= Description of the task =
Wherever a line holds the string "Best", copy that line.
— START OF Input material —
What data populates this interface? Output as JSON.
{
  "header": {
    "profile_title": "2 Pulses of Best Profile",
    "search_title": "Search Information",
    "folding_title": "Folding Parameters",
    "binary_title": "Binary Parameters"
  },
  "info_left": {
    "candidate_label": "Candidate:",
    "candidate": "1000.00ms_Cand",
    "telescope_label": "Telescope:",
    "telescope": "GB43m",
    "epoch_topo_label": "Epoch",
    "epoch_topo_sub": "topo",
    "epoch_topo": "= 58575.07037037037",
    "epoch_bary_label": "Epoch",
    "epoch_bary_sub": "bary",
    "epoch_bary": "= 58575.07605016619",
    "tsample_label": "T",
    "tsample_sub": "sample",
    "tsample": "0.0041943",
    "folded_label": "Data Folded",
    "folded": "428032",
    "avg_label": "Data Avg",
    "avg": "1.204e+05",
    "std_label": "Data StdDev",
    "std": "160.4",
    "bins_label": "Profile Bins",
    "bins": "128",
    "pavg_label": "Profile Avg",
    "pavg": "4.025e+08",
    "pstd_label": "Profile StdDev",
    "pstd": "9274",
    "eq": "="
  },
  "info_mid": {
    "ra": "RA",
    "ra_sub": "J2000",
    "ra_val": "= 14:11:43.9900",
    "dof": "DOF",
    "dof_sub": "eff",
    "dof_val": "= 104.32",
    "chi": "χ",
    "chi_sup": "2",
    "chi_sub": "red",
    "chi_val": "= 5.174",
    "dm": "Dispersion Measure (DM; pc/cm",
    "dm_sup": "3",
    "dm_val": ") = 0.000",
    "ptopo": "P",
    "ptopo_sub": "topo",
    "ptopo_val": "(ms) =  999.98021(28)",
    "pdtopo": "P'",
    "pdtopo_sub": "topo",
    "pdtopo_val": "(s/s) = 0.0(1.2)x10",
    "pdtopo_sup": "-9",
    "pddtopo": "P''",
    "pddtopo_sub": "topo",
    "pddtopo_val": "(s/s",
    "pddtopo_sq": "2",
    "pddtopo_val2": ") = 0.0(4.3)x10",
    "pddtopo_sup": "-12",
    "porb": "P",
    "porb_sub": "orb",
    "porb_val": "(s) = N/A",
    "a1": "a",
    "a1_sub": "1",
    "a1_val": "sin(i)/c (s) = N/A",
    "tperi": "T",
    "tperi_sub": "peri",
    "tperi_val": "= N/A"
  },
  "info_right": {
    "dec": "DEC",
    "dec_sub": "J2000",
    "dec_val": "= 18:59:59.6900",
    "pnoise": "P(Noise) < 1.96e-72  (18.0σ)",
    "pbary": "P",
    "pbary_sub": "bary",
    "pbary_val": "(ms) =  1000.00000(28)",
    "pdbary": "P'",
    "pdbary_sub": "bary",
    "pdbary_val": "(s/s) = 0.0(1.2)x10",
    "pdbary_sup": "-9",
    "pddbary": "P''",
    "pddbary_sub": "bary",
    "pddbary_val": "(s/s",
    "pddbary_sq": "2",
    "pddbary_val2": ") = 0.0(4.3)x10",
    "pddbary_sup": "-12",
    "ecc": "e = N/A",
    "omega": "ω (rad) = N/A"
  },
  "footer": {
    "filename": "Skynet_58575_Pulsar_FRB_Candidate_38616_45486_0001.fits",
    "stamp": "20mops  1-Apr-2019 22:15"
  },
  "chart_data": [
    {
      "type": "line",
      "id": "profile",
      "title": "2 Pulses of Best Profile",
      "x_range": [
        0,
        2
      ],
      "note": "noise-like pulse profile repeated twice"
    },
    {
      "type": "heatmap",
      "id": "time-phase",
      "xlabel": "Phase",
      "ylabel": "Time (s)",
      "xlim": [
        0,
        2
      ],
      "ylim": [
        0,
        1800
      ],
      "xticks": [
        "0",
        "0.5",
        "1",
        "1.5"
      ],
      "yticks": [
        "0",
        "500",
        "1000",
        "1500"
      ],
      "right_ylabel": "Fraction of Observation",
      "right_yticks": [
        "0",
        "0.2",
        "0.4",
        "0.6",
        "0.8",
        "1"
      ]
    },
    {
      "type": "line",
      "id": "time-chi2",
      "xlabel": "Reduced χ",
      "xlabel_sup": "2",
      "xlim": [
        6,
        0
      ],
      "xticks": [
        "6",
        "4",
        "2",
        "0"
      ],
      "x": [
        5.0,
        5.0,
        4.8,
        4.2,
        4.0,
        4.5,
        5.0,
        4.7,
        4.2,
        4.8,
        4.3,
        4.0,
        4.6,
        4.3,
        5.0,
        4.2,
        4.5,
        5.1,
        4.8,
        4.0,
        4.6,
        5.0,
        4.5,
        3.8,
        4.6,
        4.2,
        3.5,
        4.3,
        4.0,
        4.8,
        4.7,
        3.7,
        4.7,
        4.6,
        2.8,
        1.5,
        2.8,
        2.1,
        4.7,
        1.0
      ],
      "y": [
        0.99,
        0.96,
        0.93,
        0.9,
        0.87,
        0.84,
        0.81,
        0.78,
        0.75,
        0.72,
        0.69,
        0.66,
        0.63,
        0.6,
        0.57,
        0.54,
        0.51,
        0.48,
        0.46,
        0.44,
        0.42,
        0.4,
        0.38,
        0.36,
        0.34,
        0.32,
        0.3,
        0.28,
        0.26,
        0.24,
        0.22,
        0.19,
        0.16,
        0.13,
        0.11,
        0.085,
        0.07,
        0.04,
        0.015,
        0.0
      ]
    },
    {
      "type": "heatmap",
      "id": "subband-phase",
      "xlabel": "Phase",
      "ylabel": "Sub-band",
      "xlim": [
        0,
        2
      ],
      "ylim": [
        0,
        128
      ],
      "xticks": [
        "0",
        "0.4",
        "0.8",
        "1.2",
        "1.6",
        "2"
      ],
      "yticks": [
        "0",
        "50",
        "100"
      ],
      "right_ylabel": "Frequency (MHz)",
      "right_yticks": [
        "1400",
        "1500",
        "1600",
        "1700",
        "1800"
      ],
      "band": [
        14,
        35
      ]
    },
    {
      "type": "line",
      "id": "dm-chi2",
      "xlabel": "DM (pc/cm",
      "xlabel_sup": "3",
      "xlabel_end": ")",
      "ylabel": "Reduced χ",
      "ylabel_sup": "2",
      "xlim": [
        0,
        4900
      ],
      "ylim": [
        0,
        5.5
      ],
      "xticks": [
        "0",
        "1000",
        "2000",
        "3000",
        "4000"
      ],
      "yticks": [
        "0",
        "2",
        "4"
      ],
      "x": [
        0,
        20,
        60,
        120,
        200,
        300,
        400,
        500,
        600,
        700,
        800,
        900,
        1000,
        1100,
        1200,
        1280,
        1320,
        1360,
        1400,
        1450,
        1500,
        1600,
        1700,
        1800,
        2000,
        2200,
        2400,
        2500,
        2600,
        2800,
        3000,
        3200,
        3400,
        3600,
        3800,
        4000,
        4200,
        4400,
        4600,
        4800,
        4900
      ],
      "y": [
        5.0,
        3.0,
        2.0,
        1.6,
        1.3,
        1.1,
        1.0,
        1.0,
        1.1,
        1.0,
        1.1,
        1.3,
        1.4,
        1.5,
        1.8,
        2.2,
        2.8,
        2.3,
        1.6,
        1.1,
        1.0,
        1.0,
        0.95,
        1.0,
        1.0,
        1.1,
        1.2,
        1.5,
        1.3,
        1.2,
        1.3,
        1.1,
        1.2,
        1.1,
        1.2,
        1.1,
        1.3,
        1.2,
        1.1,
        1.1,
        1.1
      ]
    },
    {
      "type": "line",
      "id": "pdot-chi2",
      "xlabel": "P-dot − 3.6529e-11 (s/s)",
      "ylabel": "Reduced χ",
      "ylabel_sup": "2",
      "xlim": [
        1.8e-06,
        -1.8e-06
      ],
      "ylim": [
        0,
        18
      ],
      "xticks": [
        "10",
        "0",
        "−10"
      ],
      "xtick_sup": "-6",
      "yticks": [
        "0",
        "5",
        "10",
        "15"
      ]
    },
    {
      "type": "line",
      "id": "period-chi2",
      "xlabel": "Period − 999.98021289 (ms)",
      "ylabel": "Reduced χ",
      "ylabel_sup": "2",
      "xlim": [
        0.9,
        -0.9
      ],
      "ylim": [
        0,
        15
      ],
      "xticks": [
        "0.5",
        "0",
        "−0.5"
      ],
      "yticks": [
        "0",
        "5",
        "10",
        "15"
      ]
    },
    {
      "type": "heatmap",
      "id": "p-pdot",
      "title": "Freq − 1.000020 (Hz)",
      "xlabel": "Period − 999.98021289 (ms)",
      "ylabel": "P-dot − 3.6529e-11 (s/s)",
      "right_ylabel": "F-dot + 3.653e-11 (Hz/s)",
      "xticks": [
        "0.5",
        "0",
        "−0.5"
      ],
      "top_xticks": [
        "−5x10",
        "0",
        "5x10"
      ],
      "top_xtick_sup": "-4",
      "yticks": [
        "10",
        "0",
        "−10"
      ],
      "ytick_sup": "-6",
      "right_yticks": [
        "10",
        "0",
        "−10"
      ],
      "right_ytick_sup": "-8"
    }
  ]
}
— END OF Input material —
— START OF Input material —
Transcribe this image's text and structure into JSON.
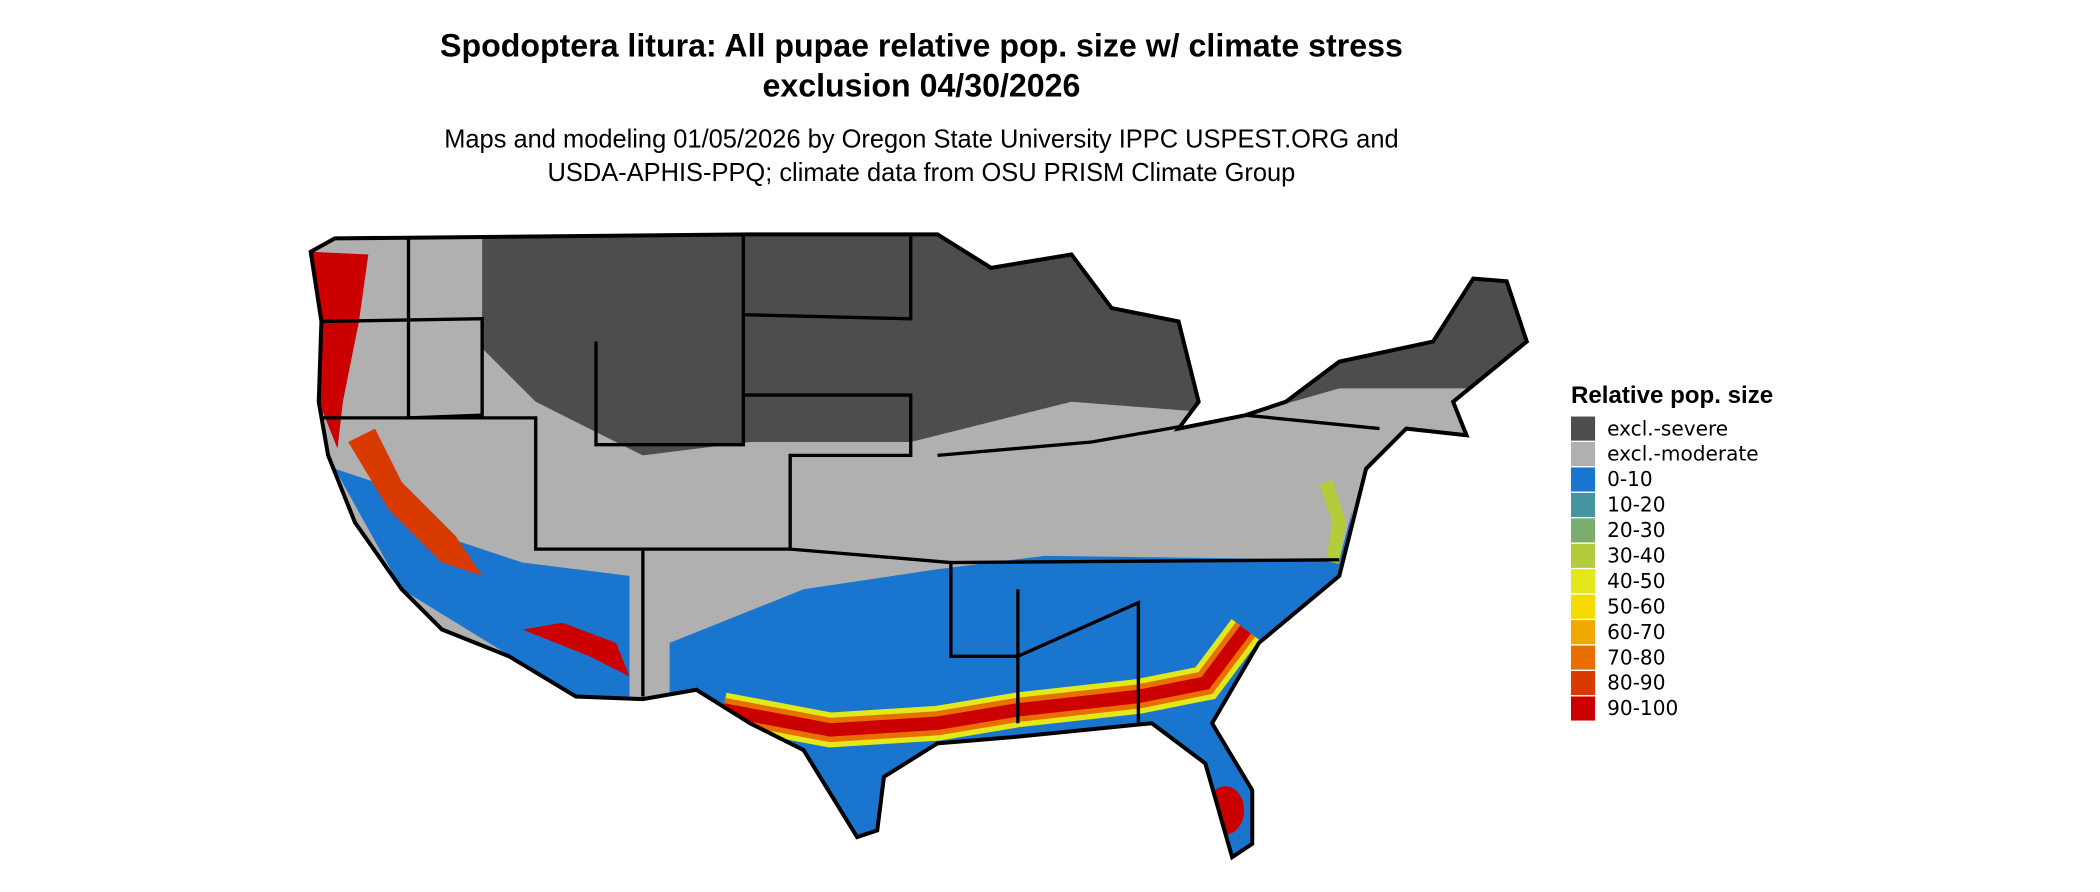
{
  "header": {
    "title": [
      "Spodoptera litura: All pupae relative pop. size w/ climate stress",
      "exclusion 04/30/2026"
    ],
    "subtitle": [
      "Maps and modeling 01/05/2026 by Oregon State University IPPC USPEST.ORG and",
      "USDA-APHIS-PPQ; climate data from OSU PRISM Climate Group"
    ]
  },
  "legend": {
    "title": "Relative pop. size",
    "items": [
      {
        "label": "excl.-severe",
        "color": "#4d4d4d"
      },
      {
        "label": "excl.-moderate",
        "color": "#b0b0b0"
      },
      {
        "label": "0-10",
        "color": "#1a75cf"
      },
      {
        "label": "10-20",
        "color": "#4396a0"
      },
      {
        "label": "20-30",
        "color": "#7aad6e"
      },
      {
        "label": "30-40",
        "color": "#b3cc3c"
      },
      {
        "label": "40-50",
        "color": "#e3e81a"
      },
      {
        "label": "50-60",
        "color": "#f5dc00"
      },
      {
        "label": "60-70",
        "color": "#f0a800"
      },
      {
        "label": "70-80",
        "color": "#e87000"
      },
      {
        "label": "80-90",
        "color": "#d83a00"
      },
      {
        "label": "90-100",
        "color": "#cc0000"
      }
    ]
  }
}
— END OF Input material —
= Response to this task =
    "profile_title": "2 Pulses of Best Profile",
      "title": "2 Pulses of Best Profile",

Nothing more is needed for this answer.